--- START ---
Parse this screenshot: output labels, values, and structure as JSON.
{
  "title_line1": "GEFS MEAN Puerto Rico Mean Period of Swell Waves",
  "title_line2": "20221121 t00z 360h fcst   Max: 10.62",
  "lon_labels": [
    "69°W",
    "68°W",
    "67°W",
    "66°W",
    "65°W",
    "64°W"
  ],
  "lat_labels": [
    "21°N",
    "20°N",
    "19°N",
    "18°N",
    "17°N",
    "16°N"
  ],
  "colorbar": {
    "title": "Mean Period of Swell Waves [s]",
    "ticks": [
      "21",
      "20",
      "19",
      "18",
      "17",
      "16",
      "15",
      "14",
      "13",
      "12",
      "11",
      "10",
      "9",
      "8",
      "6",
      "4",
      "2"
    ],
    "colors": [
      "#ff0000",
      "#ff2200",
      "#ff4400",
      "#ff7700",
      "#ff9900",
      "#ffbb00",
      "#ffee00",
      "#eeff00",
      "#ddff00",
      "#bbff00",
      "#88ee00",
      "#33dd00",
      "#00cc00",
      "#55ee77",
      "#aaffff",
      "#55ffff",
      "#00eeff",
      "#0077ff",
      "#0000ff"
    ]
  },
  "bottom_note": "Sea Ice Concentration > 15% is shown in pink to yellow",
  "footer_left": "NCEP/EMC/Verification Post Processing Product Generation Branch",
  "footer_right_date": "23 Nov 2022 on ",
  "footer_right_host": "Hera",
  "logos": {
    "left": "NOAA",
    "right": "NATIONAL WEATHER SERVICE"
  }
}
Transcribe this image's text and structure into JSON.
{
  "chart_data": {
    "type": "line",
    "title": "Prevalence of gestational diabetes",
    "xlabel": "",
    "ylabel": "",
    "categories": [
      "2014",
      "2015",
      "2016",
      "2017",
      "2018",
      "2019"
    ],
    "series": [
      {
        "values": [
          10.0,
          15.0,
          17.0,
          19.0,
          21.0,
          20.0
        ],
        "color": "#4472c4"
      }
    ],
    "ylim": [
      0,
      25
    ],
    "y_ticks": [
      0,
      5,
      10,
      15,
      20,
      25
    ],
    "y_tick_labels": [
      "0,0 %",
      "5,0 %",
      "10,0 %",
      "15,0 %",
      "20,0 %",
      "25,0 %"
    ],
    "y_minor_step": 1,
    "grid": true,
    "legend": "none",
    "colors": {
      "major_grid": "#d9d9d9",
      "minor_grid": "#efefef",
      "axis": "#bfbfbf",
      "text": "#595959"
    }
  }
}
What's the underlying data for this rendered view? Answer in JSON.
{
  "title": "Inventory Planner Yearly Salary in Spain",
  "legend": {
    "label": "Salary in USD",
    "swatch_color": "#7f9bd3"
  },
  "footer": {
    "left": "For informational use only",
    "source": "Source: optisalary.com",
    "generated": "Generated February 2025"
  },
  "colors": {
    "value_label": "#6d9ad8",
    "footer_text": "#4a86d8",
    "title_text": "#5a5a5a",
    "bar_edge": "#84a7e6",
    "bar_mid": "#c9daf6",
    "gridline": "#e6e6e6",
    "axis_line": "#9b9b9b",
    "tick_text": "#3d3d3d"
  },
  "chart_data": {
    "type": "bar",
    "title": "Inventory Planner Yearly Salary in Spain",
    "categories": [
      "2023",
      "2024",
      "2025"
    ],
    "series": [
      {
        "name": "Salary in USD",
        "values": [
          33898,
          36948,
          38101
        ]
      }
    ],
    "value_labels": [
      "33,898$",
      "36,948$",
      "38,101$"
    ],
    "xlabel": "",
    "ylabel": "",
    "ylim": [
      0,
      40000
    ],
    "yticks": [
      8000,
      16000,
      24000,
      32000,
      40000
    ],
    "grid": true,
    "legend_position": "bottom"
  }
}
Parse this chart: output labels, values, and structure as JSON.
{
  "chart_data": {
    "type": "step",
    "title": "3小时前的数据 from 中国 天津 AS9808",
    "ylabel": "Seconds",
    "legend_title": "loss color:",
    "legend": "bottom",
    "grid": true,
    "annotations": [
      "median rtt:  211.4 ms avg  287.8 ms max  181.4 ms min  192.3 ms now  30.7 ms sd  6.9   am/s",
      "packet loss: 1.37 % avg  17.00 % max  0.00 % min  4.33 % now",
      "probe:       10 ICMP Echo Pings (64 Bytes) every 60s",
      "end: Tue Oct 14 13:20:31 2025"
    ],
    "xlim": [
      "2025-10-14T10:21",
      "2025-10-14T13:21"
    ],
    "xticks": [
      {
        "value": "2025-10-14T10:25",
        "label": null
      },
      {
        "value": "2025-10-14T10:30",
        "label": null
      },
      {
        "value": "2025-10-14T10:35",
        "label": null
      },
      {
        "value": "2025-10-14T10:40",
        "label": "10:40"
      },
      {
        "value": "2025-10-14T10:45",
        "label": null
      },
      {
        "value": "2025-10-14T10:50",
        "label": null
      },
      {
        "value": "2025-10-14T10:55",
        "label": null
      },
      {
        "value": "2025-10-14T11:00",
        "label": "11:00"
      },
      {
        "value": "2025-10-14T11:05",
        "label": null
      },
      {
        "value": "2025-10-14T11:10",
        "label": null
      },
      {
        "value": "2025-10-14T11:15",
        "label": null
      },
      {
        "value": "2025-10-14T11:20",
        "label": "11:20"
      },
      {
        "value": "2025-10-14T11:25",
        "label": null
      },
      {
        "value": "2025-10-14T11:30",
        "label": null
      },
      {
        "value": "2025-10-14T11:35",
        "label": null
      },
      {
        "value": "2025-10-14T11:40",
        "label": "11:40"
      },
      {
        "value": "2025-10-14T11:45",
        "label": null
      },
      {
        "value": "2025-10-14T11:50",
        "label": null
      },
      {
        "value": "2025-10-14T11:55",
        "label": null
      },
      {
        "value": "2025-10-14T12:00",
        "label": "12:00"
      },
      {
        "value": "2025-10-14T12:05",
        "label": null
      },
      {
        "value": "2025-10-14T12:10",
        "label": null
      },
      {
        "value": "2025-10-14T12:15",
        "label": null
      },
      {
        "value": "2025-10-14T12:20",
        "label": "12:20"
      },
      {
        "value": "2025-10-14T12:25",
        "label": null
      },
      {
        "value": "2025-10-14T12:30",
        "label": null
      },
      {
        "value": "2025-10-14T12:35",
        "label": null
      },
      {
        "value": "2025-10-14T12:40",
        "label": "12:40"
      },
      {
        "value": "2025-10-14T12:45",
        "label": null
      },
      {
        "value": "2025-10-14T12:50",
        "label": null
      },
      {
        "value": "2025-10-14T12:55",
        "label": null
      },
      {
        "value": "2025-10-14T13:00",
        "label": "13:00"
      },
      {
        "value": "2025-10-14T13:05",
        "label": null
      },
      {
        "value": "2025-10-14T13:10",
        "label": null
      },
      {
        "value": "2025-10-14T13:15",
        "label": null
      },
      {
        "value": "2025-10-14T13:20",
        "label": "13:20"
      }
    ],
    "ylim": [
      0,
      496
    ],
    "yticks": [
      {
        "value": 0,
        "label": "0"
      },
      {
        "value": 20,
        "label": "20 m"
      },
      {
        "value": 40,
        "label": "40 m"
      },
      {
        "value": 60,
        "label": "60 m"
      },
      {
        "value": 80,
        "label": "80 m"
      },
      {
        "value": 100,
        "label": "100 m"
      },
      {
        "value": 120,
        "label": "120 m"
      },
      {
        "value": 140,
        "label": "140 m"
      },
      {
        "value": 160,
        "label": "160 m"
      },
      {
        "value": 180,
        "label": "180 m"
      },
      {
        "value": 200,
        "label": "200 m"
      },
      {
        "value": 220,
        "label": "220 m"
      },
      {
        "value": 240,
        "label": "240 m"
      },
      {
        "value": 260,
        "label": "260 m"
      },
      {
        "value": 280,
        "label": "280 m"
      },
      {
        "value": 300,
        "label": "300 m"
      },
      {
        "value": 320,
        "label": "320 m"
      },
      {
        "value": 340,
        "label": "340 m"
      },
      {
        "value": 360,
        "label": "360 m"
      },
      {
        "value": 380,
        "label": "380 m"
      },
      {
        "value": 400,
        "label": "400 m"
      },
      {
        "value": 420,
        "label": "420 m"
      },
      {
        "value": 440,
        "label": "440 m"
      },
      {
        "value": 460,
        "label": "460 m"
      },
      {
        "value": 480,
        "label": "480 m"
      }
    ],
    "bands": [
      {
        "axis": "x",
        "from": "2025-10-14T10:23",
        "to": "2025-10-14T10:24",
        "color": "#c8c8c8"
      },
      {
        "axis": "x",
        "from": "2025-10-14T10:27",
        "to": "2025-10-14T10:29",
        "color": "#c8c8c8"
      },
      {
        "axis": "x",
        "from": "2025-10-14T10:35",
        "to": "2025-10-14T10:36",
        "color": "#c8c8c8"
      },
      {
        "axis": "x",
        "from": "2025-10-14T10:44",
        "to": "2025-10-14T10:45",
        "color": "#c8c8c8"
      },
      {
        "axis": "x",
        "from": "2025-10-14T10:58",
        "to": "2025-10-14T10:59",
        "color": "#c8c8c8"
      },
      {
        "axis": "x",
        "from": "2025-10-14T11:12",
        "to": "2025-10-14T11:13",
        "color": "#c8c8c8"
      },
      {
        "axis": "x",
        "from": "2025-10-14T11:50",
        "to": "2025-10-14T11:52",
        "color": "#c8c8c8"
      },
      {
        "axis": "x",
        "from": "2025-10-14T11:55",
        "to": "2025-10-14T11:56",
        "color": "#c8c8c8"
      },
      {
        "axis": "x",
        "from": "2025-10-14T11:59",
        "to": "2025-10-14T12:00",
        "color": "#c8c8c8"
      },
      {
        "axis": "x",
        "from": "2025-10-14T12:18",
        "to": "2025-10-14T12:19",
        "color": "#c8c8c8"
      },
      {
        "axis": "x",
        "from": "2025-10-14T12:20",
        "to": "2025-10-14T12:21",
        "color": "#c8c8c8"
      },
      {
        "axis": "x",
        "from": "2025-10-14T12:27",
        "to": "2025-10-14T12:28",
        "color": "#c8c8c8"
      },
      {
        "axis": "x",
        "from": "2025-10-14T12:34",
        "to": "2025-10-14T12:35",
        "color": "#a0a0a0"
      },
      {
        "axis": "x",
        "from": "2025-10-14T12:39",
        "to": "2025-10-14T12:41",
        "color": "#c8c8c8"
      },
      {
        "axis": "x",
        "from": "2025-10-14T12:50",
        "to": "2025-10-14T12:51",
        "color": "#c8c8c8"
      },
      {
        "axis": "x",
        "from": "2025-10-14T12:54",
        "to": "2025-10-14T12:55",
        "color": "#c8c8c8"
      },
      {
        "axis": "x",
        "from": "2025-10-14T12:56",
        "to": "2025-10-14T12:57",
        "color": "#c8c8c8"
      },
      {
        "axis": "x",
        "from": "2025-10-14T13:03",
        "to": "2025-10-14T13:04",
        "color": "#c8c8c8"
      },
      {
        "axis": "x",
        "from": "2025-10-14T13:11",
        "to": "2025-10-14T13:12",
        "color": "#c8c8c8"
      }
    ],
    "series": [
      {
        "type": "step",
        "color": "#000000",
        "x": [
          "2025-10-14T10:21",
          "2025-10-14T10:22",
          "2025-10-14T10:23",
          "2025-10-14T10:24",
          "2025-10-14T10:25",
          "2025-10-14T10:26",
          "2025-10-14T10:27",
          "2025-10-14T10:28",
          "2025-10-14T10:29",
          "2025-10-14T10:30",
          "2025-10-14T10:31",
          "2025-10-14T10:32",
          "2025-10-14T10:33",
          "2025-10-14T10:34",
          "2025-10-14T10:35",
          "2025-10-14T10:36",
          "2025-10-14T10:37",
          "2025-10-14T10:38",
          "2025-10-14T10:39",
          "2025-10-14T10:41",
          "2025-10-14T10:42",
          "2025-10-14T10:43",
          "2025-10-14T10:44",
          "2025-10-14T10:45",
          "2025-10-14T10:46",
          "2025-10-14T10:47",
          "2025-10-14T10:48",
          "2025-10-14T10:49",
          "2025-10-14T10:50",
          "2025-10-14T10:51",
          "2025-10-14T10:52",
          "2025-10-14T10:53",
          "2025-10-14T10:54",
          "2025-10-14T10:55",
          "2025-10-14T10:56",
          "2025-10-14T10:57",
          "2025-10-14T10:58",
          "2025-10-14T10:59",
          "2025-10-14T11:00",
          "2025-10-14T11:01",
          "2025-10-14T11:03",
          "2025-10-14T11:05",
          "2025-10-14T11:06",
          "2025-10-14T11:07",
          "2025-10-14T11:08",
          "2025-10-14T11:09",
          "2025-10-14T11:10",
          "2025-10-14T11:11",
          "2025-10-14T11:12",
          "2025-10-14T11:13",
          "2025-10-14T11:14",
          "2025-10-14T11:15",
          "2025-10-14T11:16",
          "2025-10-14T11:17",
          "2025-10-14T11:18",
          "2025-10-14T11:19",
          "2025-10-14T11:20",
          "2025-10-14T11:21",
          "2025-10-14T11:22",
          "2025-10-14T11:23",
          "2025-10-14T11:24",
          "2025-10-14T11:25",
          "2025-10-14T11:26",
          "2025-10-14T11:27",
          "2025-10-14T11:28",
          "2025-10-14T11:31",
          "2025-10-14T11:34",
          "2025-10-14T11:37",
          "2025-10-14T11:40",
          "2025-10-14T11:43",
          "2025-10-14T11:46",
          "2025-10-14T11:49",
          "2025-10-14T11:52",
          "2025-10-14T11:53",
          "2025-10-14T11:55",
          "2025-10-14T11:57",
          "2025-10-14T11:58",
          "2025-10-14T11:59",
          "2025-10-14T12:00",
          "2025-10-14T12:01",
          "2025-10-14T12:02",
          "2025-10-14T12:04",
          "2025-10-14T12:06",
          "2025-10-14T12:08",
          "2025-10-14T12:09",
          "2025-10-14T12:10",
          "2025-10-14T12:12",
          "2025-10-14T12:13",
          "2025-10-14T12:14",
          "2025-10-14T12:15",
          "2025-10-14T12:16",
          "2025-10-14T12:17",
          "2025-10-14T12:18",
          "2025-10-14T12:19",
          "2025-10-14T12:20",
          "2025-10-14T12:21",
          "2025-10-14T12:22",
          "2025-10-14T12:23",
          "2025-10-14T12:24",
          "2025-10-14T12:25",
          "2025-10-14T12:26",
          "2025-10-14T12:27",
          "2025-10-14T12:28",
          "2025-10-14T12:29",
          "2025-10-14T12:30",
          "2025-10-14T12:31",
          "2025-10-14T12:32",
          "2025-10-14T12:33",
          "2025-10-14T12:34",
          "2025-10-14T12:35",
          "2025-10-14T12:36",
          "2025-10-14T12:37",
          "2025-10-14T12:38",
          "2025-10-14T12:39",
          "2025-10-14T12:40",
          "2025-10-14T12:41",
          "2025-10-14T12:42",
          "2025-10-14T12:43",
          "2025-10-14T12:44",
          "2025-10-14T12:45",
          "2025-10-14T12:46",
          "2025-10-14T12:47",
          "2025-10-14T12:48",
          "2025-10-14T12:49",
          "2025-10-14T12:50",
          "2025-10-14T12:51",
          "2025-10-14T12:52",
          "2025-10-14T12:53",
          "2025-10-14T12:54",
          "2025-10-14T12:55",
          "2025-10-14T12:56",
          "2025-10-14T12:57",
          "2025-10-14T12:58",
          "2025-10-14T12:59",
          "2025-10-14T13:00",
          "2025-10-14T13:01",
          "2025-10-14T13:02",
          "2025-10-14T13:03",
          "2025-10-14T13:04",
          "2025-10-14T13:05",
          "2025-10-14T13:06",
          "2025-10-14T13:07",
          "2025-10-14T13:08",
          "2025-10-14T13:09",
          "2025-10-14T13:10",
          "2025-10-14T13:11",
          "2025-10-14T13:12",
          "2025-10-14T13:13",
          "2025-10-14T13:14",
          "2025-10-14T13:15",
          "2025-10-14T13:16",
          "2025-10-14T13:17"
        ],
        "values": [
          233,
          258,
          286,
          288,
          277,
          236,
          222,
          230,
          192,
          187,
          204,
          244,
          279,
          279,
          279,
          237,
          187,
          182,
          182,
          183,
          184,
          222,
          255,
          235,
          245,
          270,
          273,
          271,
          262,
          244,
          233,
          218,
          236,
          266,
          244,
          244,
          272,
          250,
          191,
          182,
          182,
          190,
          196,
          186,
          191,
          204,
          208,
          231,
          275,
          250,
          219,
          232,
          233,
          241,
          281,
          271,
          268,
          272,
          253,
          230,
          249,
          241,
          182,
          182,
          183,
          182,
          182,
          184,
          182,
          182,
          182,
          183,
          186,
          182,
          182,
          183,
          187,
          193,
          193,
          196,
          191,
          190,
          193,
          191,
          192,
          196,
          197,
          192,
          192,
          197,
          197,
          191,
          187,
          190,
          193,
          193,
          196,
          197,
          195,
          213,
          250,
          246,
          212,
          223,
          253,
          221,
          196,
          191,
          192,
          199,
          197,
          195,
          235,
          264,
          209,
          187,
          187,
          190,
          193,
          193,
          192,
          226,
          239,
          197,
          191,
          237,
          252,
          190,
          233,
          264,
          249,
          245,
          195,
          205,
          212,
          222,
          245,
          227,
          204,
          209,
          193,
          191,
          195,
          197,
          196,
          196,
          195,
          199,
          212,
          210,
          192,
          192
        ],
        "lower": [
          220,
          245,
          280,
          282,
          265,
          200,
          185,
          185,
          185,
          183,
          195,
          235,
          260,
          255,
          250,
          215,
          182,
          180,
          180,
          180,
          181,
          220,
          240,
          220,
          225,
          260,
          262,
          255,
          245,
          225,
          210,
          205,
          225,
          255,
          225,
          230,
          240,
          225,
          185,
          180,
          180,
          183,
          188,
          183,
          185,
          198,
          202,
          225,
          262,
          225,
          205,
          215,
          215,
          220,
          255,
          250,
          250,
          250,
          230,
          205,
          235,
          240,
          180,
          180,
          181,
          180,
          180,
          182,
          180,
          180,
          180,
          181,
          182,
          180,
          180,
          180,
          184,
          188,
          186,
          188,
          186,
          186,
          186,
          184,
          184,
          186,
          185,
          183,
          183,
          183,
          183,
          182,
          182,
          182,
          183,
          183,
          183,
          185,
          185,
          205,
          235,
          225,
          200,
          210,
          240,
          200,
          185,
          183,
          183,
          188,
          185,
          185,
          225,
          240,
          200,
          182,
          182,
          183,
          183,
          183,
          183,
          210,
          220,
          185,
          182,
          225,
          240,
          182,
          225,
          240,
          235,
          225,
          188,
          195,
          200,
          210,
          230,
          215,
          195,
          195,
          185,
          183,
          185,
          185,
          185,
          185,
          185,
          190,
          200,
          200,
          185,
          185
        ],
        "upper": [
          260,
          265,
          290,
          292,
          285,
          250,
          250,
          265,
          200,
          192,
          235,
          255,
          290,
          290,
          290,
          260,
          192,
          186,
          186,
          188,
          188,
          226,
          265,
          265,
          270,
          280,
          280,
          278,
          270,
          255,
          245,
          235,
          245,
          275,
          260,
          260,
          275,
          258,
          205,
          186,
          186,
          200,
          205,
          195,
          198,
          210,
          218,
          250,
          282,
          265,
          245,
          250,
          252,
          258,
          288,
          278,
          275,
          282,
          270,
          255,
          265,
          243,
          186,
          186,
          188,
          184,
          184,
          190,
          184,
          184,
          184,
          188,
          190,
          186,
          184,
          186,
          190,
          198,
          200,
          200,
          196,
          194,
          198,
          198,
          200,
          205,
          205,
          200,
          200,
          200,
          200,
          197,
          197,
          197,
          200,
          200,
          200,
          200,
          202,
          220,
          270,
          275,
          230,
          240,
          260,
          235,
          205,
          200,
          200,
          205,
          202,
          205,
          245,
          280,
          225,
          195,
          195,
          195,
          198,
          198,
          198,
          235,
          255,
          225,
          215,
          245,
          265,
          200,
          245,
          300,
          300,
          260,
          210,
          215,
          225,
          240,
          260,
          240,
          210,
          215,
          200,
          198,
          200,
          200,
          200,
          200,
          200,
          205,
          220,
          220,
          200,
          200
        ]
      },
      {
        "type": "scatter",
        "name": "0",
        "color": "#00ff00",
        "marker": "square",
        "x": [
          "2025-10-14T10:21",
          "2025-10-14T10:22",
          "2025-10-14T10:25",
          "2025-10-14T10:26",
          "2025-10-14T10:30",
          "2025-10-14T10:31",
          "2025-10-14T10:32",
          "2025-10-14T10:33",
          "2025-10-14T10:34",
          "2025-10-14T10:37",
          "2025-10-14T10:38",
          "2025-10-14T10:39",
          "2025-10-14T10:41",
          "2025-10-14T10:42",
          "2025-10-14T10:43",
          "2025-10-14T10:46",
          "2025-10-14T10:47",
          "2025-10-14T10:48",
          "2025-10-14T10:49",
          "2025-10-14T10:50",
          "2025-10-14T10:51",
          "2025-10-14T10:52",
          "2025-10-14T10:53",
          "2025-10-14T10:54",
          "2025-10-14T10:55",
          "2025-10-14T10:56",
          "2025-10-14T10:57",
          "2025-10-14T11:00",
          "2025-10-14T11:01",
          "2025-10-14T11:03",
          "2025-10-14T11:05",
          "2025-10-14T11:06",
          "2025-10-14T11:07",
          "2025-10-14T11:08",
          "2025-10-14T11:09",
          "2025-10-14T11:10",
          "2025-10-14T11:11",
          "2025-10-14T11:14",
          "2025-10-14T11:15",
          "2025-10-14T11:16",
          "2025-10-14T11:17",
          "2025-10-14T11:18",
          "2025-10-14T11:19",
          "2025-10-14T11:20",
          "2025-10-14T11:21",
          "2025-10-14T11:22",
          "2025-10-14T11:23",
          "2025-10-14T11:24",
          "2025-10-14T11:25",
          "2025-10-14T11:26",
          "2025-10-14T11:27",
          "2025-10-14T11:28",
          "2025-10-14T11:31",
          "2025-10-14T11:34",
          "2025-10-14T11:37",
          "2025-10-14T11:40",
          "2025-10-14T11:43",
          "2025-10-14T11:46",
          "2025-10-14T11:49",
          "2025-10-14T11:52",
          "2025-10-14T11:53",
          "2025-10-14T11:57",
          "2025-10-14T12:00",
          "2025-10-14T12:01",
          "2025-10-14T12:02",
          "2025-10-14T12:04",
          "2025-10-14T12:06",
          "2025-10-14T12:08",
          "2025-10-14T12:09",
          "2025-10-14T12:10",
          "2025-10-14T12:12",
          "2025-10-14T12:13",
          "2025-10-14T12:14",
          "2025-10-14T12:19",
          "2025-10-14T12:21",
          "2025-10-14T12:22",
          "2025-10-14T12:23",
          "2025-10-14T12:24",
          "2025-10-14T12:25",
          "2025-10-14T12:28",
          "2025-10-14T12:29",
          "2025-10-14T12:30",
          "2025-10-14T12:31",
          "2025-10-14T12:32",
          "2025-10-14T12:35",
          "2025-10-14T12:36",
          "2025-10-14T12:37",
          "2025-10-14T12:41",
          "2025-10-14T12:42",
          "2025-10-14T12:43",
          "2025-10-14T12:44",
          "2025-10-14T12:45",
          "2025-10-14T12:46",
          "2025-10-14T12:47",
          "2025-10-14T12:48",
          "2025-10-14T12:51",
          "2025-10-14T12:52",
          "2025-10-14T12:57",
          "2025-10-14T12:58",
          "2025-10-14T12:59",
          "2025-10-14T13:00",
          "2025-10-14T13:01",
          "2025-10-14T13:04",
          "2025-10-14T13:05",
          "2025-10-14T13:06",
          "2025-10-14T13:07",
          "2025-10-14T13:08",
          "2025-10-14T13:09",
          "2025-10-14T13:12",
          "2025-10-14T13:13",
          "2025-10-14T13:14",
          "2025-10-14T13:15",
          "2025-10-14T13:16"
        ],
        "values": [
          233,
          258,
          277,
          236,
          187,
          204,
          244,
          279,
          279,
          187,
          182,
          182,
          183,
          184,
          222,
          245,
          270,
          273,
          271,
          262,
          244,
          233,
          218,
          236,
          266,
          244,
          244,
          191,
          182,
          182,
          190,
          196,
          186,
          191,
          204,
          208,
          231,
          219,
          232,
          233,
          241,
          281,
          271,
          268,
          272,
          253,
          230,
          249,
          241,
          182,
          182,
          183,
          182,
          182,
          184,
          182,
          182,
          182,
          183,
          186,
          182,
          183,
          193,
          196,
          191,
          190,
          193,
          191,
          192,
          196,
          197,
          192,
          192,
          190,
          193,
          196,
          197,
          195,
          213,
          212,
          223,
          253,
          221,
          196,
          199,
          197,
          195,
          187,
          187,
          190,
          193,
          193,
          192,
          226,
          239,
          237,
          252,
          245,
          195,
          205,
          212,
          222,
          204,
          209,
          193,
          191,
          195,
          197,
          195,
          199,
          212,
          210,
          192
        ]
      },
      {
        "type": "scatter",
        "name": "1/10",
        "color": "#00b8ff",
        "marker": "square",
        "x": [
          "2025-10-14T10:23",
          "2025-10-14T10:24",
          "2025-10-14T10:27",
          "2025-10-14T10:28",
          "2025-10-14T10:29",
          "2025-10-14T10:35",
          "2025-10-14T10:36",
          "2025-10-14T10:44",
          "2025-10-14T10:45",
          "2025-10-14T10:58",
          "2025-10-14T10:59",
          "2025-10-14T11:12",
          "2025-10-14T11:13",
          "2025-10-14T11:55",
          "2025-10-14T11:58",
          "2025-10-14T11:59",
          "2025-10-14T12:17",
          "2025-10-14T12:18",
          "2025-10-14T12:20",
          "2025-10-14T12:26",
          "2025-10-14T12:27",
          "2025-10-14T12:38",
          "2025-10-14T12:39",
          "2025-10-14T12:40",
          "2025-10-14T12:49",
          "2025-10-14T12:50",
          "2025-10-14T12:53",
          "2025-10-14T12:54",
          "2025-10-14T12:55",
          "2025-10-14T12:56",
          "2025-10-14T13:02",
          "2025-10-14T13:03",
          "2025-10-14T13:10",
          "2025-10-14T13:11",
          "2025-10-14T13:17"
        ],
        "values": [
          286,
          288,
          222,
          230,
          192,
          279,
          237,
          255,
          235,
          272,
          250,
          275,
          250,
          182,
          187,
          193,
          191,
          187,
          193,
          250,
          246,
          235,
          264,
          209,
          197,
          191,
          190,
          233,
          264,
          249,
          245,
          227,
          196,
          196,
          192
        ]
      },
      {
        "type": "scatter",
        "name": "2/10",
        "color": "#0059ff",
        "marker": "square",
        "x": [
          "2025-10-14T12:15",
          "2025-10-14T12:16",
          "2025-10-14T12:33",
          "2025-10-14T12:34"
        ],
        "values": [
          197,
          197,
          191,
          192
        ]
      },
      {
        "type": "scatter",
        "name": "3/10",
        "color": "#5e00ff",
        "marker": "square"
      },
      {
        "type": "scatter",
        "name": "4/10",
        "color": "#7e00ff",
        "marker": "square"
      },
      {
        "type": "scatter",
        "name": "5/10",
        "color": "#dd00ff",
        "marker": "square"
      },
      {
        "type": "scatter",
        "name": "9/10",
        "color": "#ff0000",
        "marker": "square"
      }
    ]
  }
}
--- END ---
• [WHAT TO PRODUCE]:
Filter the entries above down to the lines containing the word "Mean".

• [SOLUTION TO THE PROBLEM]:
  "title_line1": "GEFS MEAN Puerto Rico Mean Period of Swell Waves",
    "title": "Mean Period of Swell Waves [s]",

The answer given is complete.